- 読解テキスト -
>>>

■『シークレット・ガーデン』特別連載 vol.5■
バーネットによる名作児童文学『秘密の花園』を原作にしたミュージカル『シークレット・ガーデン』が、石丸幹二、花總まりらの出演で今年、日本初演されます。
初日が目前に迫ってきましたが、本日は5月末の某日に行われた「通し稽古」のレポート後編をお届けします。
両親を亡くし、イギリスに住む叔父アーチボルドの屋敷に引き取られてきた少女メアリー。
心を固く閉ざしていたメアリーですが、少しずつ、変化が訪れます。
まずはメイドのマーサ。
訛の強い、ずけずけとものを言う女性です。
パワフルで、土の匂いがするような明るさがあり、今までに見たことのないチャーミングな昆夏美さんに会えそうですよ!
インドではメアリーはお嬢様としてかしずかれていて、自分でボタンを留めたこともなかったのでしょう。
そんな彼女に、「自分でやってみなさい」とマーサ。
突き放すのではなく、それもまた優しさです。
そして、庭でも新しい出会いが。
(この庭のシーン、本番ではどうなるのか楽しみ!)
庭師のベン=石鍋多加史さん。
ベンは、メアリーがインドから持ってきた写真――それにはリリーが写っていました――の庭が、たしかにリリーの愛した庭であること、その庭がアーチボルドによって閉ざされ、今では鍵もなく、ドアがどこにあるかすらわからない、ということを教えてくれます。
また、マーサの弟のディコンは、鳥と会話をし、自然のことわりといったものを、メアリーに教えます。
ディコンを演じるのは松田凌さん。
自然を愛し、自然に愛される不思議な少年を、松田さんが表情豊かに演じています。
ディコンの歌うナンバーも、一風変わった不思議なメロディで素敵なんです!
ディコンに教わり、鳥とお喋りするメアリー。
メアリーが笑顔を見せるたびに、見ているこちらも嬉しくなってしまいます!
さらにメアリーは、ディコンから「種」をもらいました。
メアリーが少しずつ心を開き、「元気」になっていく一方で(子どもは適応能力が高いですからね!)、大人たちはまだ、足踏み中......。
それでも、メアリーが少しずつ新しい風を吹き込ませ、閉ざしていたアーチボルド(石丸幹二さん)の心も動き出します。
兄アーチボルドと、弟ネヴィル(石井一孝さん)の兄弟デュエット『LILY'S EYES』は珠玉のナンバー。

<<<

- データ部分 -
>>>

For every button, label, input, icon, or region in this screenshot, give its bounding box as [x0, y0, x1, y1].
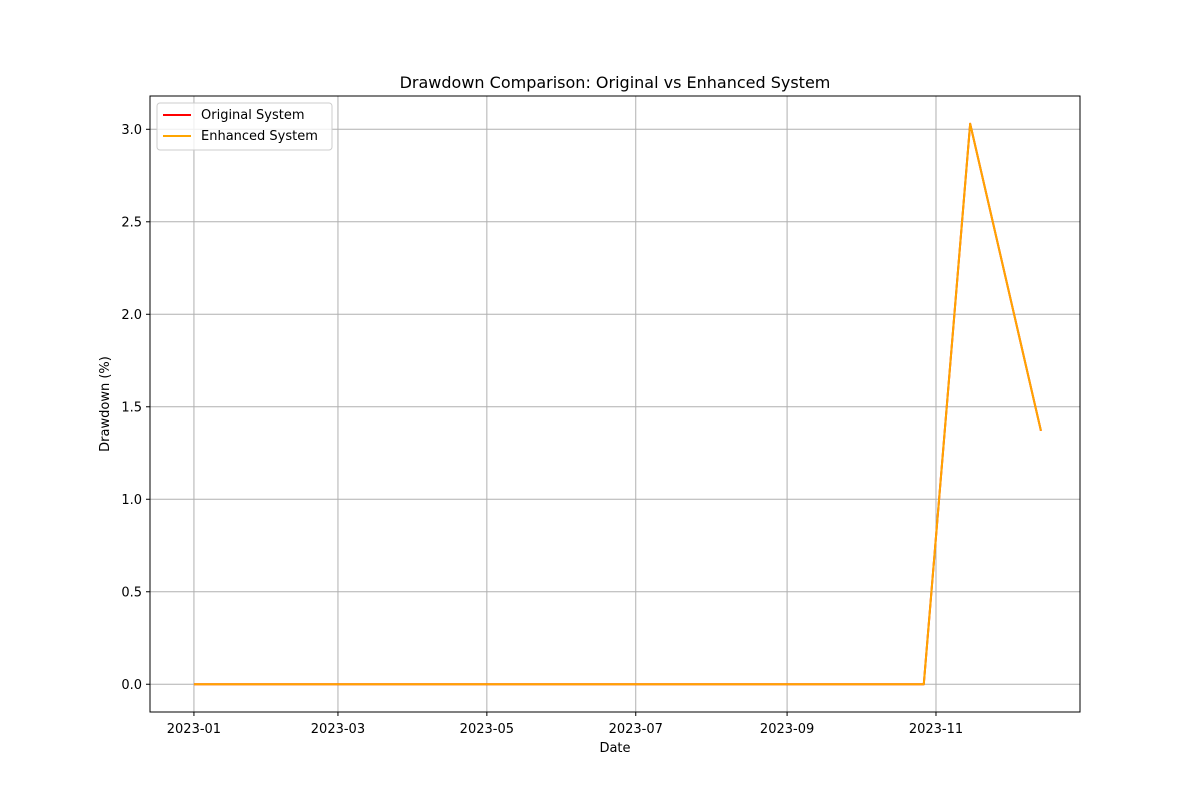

<<<

- 課題 -
上の稽古レポートのうち、「そんな彼女に、「自分でやってみなさい」とマーサ。」から「さらにメアリーは、ディコンから「種」をもらいました。」までの部分（両端を含む）を、一字一句変えずに出力してくれますか？

- 解答 -
そんな彼女に、「自分でやってみなさい」とマーサ。
突き放すのではなく、それもまた優しさです。
そして、庭でも新しい出会いが。
(この庭のシーン、本番ではどうなるのか楽しみ!)
庭師のベン=石鍋多加史さん。
ベンは、メアリーがインドから持ってきた写真――それにはリリーが写っていました――の庭が、たしかにリリーの愛した庭であること、その庭がアーチボルドによって閉ざされ、今では鍵もなく、ドアがどこにあるかすらわからない、ということを教えてくれます。
また、マーサの弟のディコンは、鳥と会話をし、自然のことわりといったものを、メアリーに教えます。
ディコンを演じるのは松田凌さん。
自然を愛し、自然に愛される不思議な少年を、松田さんが表情豊かに演じています。
ディコンの歌うナンバーも、一風変わった不思議なメロディで素敵なんです!
ディコンに教わり、鳥とお喋りするメアリー。
メアリーが笑顔を見せるたびに、見ているこちらも嬉しくなってしまいます!
さらにメアリーは、ディコンから「種」をもらいました。